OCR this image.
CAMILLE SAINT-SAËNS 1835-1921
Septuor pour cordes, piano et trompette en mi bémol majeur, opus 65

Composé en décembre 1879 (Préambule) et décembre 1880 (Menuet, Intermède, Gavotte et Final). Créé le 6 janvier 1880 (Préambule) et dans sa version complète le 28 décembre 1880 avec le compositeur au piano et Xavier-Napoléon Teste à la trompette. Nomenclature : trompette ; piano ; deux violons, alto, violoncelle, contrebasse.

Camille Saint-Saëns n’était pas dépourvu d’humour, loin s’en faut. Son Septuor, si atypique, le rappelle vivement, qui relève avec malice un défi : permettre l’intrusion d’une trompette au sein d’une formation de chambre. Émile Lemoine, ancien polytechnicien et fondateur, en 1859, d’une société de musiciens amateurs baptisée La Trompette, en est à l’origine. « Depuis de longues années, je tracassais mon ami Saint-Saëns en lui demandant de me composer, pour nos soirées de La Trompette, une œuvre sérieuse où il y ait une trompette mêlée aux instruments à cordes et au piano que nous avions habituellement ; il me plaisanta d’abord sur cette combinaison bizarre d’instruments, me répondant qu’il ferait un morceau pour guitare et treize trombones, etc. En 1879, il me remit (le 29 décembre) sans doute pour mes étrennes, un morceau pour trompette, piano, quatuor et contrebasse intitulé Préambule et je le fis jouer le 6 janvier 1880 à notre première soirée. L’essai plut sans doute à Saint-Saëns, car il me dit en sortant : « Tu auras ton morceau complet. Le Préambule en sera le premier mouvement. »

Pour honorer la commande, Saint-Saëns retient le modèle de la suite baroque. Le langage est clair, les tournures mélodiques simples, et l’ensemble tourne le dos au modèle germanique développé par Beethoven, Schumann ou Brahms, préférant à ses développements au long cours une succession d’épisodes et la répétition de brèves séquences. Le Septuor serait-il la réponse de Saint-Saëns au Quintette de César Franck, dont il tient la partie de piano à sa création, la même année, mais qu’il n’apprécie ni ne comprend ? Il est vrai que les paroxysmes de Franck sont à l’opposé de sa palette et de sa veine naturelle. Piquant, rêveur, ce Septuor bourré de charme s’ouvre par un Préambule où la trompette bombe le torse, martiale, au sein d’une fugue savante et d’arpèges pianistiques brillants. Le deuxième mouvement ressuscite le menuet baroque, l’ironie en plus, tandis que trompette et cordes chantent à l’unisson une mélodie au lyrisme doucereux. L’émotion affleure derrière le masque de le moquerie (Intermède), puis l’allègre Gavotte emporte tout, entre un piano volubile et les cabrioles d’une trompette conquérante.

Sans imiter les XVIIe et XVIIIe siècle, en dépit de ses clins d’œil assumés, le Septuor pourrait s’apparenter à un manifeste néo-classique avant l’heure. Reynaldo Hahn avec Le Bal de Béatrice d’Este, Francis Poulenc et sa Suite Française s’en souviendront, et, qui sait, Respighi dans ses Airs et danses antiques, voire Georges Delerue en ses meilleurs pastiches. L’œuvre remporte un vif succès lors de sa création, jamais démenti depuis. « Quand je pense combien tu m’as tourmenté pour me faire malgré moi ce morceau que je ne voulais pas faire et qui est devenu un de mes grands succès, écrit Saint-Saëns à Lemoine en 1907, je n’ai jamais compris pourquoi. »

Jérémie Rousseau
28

——————————

Short exercise ->
Repeat each record exactly, leaving nothing out.

Solution to this problem ->
OCR this image.
CAMILLE SAINT-SAËNS 1835-1921
Septuor pour cordes, piano et trompette en mi bémol majeur, opus 65

Composé en décembre 1879 (Préambule) et décembre 1880 (Menuet, Intermède, Gavotte et Final). Créé le 6 janvier 1880 (Préambule) et dans sa version complète le 28 décembre 1880 avec le compositeur au piano et Xavier-Napoléon Teste à la trompette. Nomenclature : trompette ; piano ; deux violons, alto, violoncelle, contrebasse.

Camille Saint-Saëns n’était pas dépourvu d’humour, loin s’en faut. Son Septuor, si atypique, le rappelle vivement, qui relève avec malice un défi : permettre l’intrusion d’une trompette au sein d’une formation de chambre. Émile Lemoine, ancien polytechnicien et fondateur, en 1859, d’une société de musiciens amateurs baptisée La Trompette, en est à l’origine. « Depuis de longues années, je tracassais mon ami Saint-Saëns en lui demandant de me composer, pour nos soirées de La Trompette, une œuvre sérieuse où il y ait une trompette mêlée aux instruments à cordes et au piano que nous avions habituellement ; il me plaisanta d’abord sur cette combinaison bizarre d’instruments, me répondant qu’il ferait un morceau pour guitare et treize trombones, etc. En 1879, il me remit (le 29 décembre) sans doute pour mes étrennes, un morceau pour trompette, piano, quatuor et contrebasse intitulé Préambule et je le fis jouer le 6 janvier 1880 à notre première soirée. L’essai plut sans doute à Saint-Saëns, car il me dit en sortant : « Tu auras ton morceau complet. Le Préambule en sera le premier mouvement. »

Pour honorer la commande, Saint-Saëns retient le modèle de la suite baroque. Le langage est clair, les tournures mélodiques simples, et l’ensemble tourne le dos au modèle germanique développé par Beethoven, Schumann ou Brahms, préférant à ses développements au long cours une succession d’épisodes et la répétition de brèves séquences. Le Septuor serait-il la réponse de Saint-Saëns au Quintette de César Franck, dont il tient la partie de piano à sa création, la même année, mais qu’il n’apprécie ni ne comprend ? Il est vrai que les paroxysmes de Franck sont à l’opposé de sa palette et de sa veine naturelle. Piquant, rêveur, ce Septuor bourré de charme s’ouvre par un Préambule où la trompette bombe le torse, martiale, au sein d’une fugue savante et d’arpèges pianistiques brillants. Le deuxième mouvement ressuscite le menuet baroque, l’ironie en plus, tandis que trompette et cordes chantent à l’unisson une mélodie au lyrisme doucereux. L’émotion affleure derrière le masque de le moquerie (Intermède), puis l’allègre Gavotte emporte tout, entre un piano volubile et les cabrioles d’une trompette conquérante.

Sans imiter les XVIIe et XVIIIe siècle, en dépit de ses clins d’œil assumés, le Septuor pourrait s’apparenter à un manifeste néo-classique avant l’heure. Reynaldo Hahn avec Le Bal de Béatrice d’Este, Francis Poulenc et sa Suite Française s’en souviendront, et, qui sait, Respighi dans ses Airs et danses antiques, voire Georges Delerue en ses meilleurs pastiches. L’œuvre remporte un vif succès lors de sa création, jamais démenti depuis. « Quand je pense combien tu m’as tourmenté pour me faire malgré moi ce morceau que je ne voulais pas faire et qui est devenu un de mes grands succès, écrit Saint-Saëns à Lemoine en 1907, je n’ai jamais compris pourquoi. »

Jérémie Rousseau
28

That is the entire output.